(Records from a dataset)
==========

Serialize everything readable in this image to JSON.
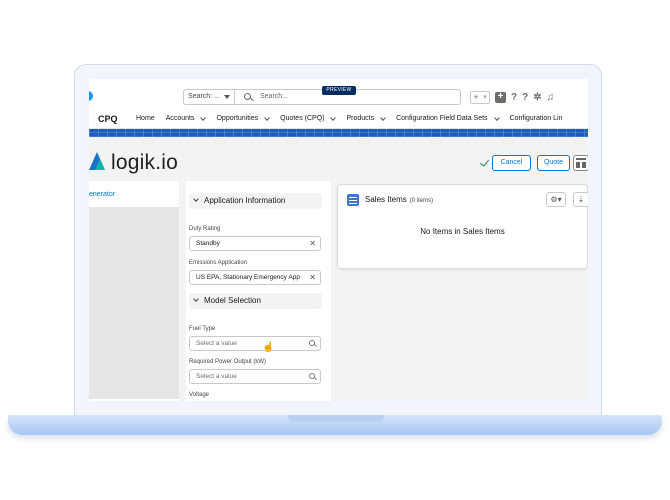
{
  "search": {
    "scope_label": "Search: ...",
    "placeholder": "Search...",
    "preview_badge": "PREVIEW"
  },
  "header_icons": [
    "favorites-icon",
    "add-icon",
    "help-icon",
    "help-icon",
    "setup-gear-icon",
    "notifications-bell-icon"
  ],
  "nav": {
    "app_name": "CPQ",
    "items": [
      {
        "label": "Home",
        "has_menu": false
      },
      {
        "label": "Accounts",
        "has_menu": true
      },
      {
        "label": "Opportunities",
        "has_menu": true
      },
      {
        "label": "Quotes (CPQ)",
        "has_menu": true
      },
      {
        "label": "Products",
        "has_menu": true
      },
      {
        "label": "Configuration Field Data Sets",
        "has_menu": true
      },
      {
        "label": "Configuration Lin",
        "has_menu": false
      }
    ]
  },
  "brand": {
    "logo_text": "logik.io",
    "accent_color": "#0176d3"
  },
  "actions": {
    "cancel_label": "Cancel",
    "quote_label": "Quote"
  },
  "left_panel": {
    "link_text": "enerator"
  },
  "form": {
    "section_application": "Application Information",
    "duty_rating": {
      "label": "Duty Rating",
      "value": "Standby"
    },
    "emissions_application": {
      "label": "Emissions Application",
      "value": "US EPA, Stationary Emergency App"
    },
    "section_model": "Model Selection",
    "fuel_type": {
      "label": "Fuel Type",
      "placeholder": "Select a value"
    },
    "required_power_output": {
      "label": "Required Power Output (kW)",
      "placeholder": "Select a value"
    },
    "voltage": {
      "label": "Voltage"
    }
  },
  "sales_items": {
    "title": "Sales Items",
    "count_text": "(0 items)",
    "empty_message": "No Items in Sales Items"
  }
}
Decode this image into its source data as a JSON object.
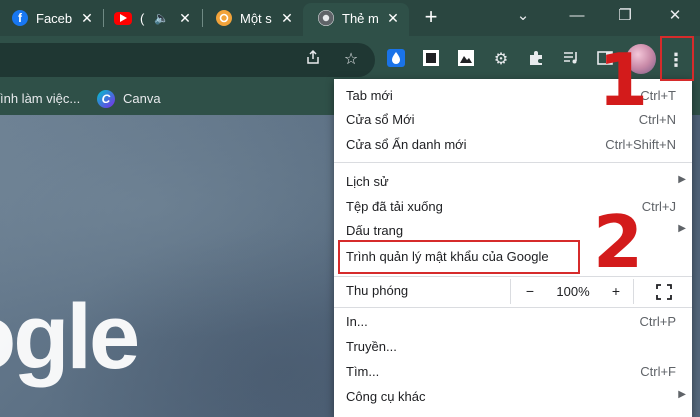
{
  "tabs": [
    {
      "label": "Faceb",
      "close": "✕"
    },
    {
      "label": "(",
      "close": "✕"
    },
    {
      "label": "Một s",
      "close": "✕"
    },
    {
      "label": "Thẻ m",
      "close": "✕"
    }
  ],
  "new_tab": "+",
  "window_controls": {
    "chevron": "⌄",
    "minimize": "—",
    "restore": "❐",
    "close": "✕"
  },
  "bookmarks": [
    {
      "label": "ình làm việc..."
    },
    {
      "label": "Canva"
    }
  ],
  "page": {
    "logo_fragment": "ogle"
  },
  "menu": {
    "new_tab": {
      "label": "Tab mới",
      "shortcut": "Ctrl+T"
    },
    "new_window": {
      "label": "Cửa sổ Mới",
      "shortcut": "Ctrl+N"
    },
    "incognito": {
      "label": "Cửa sổ Ẩn danh mới",
      "shortcut": "Ctrl+Shift+N"
    },
    "history": {
      "label": "Lịch sử"
    },
    "downloads": {
      "label": "Tệp đã tải xuống",
      "shortcut": "Ctrl+J"
    },
    "bookmarks": {
      "label": "Dấu trang"
    },
    "password_manager": {
      "label": "Trình quản lý mật khẩu của Google"
    },
    "zoom": {
      "label": "Thu phóng",
      "minus": "−",
      "value": "100%",
      "plus": "+"
    },
    "print": {
      "label": "In...",
      "shortcut": "Ctrl+P"
    },
    "cast": {
      "label": "Truyền..."
    },
    "find": {
      "label": "Tìm...",
      "shortcut": "Ctrl+F"
    },
    "more_tools": {
      "label": "Công cụ khác"
    }
  },
  "annotations": {
    "step1": "1",
    "step2": "2"
  },
  "colors": {
    "accent_red": "#d62b2b",
    "chrome_green": "#2f5048"
  }
}
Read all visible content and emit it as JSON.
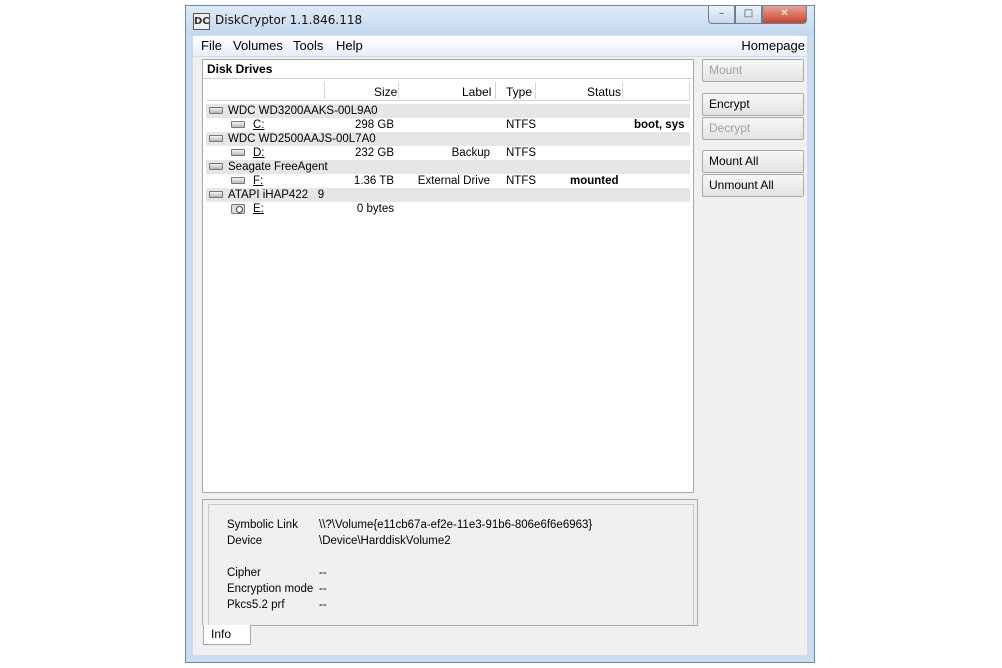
{
  "window": {
    "title": "DiskCryptor 1.1.846.118",
    "icon": "dc-app-icon",
    "controls": {
      "minimize": "–",
      "maximize": "□",
      "close": "✕"
    }
  },
  "menu": {
    "items": [
      "File",
      "Volumes",
      "Tools",
      "Help"
    ],
    "homepage": "Homepage"
  },
  "drives": {
    "title": "Disk Drives",
    "columns": [
      "Size",
      "Label",
      "Type",
      "Status"
    ],
    "rows": [
      {
        "kind": "disk",
        "name": "WDC WD3200AAKS-00L9A0"
      },
      {
        "kind": "volume",
        "name": "C:",
        "size": "298 GB",
        "label": "",
        "type": "NTFS",
        "status": "boot, sys"
      },
      {
        "kind": "disk",
        "name": "WDC WD2500AAJS-00L7A0"
      },
      {
        "kind": "volume",
        "name": "D:",
        "size": "232 GB",
        "label": "Backup",
        "type": "NTFS",
        "status": ""
      },
      {
        "kind": "disk",
        "name": "Seagate FreeAgent"
      },
      {
        "kind": "volume",
        "name": "F:",
        "size": "1.36 TB",
        "label": "External Drive",
        "type": "NTFS",
        "status": "mounted"
      },
      {
        "kind": "disk",
        "name": "ATAPI iHAP422   9"
      },
      {
        "kind": "cdrom",
        "name": "E:",
        "size": "0 bytes",
        "label": "",
        "type": "",
        "status": ""
      }
    ]
  },
  "buttons": {
    "mount": "Mount",
    "encrypt": "Encrypt",
    "decrypt": "Decrypt",
    "mount_all": "Mount All",
    "unmount_all": "Unmount All"
  },
  "info": {
    "tab": "Info",
    "symbolic_link_label": "Symbolic Link",
    "symbolic_link_value": "\\\\?\\Volume{e11cb67a-ef2e-11e3-91b6-806e6f6e6963}",
    "device_label": "Device",
    "device_value": "\\Device\\HarddiskVolume2",
    "cipher_label": "Cipher",
    "cipher_value": "--",
    "mode_label": "Encryption mode",
    "mode_value": "--",
    "prf_label": "Pkcs5.2 prf",
    "prf_value": "--"
  }
}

==========

§ **What needs to be done**
Your task is to transcribe all of the records precisely, with no images included.

§ **Written response**
Serialize everything readable in this image to JSON.
{
  "search": {
    "scope_label": "Search: ...",
    "placeholder": "Search...",
    "preview_badge": "PREVIEW"
  },
  "header_icons": [
    "favorites-icon",
    "add-icon",
    "help-icon",
    "help-icon",
    "setup-gear-icon",
    "notifications-bell-icon"
  ],
  "nav": {
    "app_name": "CPQ",
    "items": [
      {
        "label": "Home",
        "has_menu": false
      },
      {
        "label": "Accounts",
        "has_menu": true
      },
      {
        "label": "Opportunities",
        "has_menu": true
      },
      {
        "label": "Quotes (CPQ)",
        "has_menu": true
      },
      {
        "label": "Products",
        "has_menu": true
      },
      {
        "label": "Configuration Field Data Sets",
        "has_menu": true
      },
      {
        "label": "Configuration Lin",
        "has_menu": false
      }
    ]
  },
  "brand": {
    "logo_text": "logik.io",
    "accent_color": "#0176d3"
  },
  "actions": {
    "cancel_label": "Cancel",
    "quote_label": "Quote"
  },
  "left_panel": {
    "link_text": "enerator"
  },
  "form": {
    "section_application": "Application Information",
    "duty_rating": {
      "label": "Duty Rating",
      "value": "Standby"
    },
    "emissions_application": {
      "label": "Emissions Application",
      "value": "US EPA, Stationary Emergency App"
    },
    "section_model": "Model Selection",
    "fuel_type": {
      "label": "Fuel Type",
      "placeholder": "Select a value"
    },
    "required_power_output": {
      "label": "Required Power Output (kW)",
      "placeholder": "Select a value"
    },
    "voltage": {
      "label": "Voltage"
    }
  },
  "sales_items": {
    "title": "Sales Items",
    "count_text": "(0 items)",
    "empty_message": "No Items in Sales Items"
  }
}
Decode this image into its source data as a JSON object.
{
  "tabs": [
    {
      "label": "Faceb",
      "close": "✕"
    },
    {
      "label": "(",
      "close": "✕"
    },
    {
      "label": "Một s",
      "close": "✕"
    },
    {
      "label": "Thẻ m",
      "close": "✕"
    }
  ],
  "new_tab": "+",
  "window_controls": {
    "chevron": "⌄",
    "minimize": "—",
    "restore": "❐",
    "close": "✕"
  },
  "bookmarks": [
    {
      "label": "ình làm việc..."
    },
    {
      "label": "Canva"
    }
  ],
  "page": {
    "logo_fragment": "ogle"
  },
  "menu": {
    "new_tab": {
      "label": "Tab mới",
      "shortcut": "Ctrl+T"
    },
    "new_window": {
      "label": "Cửa sổ Mới",
      "shortcut": "Ctrl+N"
    },
    "incognito": {
      "label": "Cửa sổ Ẩn danh mới",
      "shortcut": "Ctrl+Shift+N"
    },
    "history": {
      "label": "Lịch sử"
    },
    "downloads": {
      "label": "Tệp đã tải xuống",
      "shortcut": "Ctrl+J"
    },
    "bookmarks": {
      "label": "Dấu trang"
    },
    "password_manager": {
      "label": "Trình quản lý mật khẩu của Google"
    },
    "zoom": {
      "label": "Thu phóng",
      "minus": "−",
      "value": "100%",
      "plus": "+"
    },
    "print": {
      "label": "In...",
      "shortcut": "Ctrl+P"
    },
    "cast": {
      "label": "Truyền..."
    },
    "find": {
      "label": "Tìm...",
      "shortcut": "Ctrl+F"
    },
    "more_tools": {
      "label": "Công cụ khác"
    }
  },
  "annotations": {
    "step1": "1",
    "step2": "2"
  },
  "colors": {
    "accent_red": "#d62b2b",
    "chrome_green": "#2f5048"
  }
}
Read all visible content and emit it as JSON.
{
  "window": {
    "title": "DiskCryptor 1.1.846.118",
    "icon": "dc-app-icon",
    "controls": {
      "minimize": "–",
      "maximize": "□",
      "close": "✕"
    }
  },
  "menu": {
    "items": [
      "File",
      "Volumes",
      "Tools",
      "Help"
    ],
    "homepage": "Homepage"
  },
  "drives": {
    "title": "Disk Drives",
    "columns": [
      "Size",
      "Label",
      "Type",
      "Status"
    ],
    "rows": [
      {
        "kind": "disk",
        "name": "WDC WD3200AAKS-00L9A0"
      },
      {
        "kind": "volume",
        "name": "C:",
        "size": "298 GB",
        "label": "",
        "type": "NTFS",
        "status": "boot, sys"
      },
      {
        "kind": "disk",
        "name": "WDC WD2500AAJS-00L7A0"
      },
      {
        "kind": "volume",
        "name": "D:",
        "size": "232 GB",
        "label": "Backup",
        "type": "NTFS",
        "status": ""
      },
      {
        "kind": "disk",
        "name": "Seagate FreeAgent"
      },
      {
        "kind": "volume",
        "name": "F:",
        "size": "1.36 TB",
        "label": "External Drive",
        "type": "NTFS",
        "status": "mounted"
      },
      {
        "kind": "disk",
        "name": "ATAPI iHAP422   9"
      },
      {
        "kind": "cdrom",
        "name": "E:",
        "size": "0 bytes",
        "label": "",
        "type": "",
        "status": ""
      }
    ]
  },
  "buttons": {
    "mount": "Mount",
    "encrypt": "Encrypt",
    "decrypt": "Decrypt",
    "mount_all": "Mount All",
    "unmount_all": "Unmount All"
  },
  "info": {
    "tab": "Info",
    "symbolic_link_label": "Symbolic Link",
    "symbolic_link_value": "\\\\?\\Volume{e11cb67a-ef2e-11e3-91b6-806e6f6e6963}",
    "device_label": "Device",
    "device_value": "\\Device\\HarddiskVolume2",
    "cipher_label": "Cipher",
    "cipher_value": "--",
    "mode_label": "Encryption mode",
    "mode_value": "--",
    "prf_label": "Pkcs5.2 prf",
    "prf_value": "--"
  }
}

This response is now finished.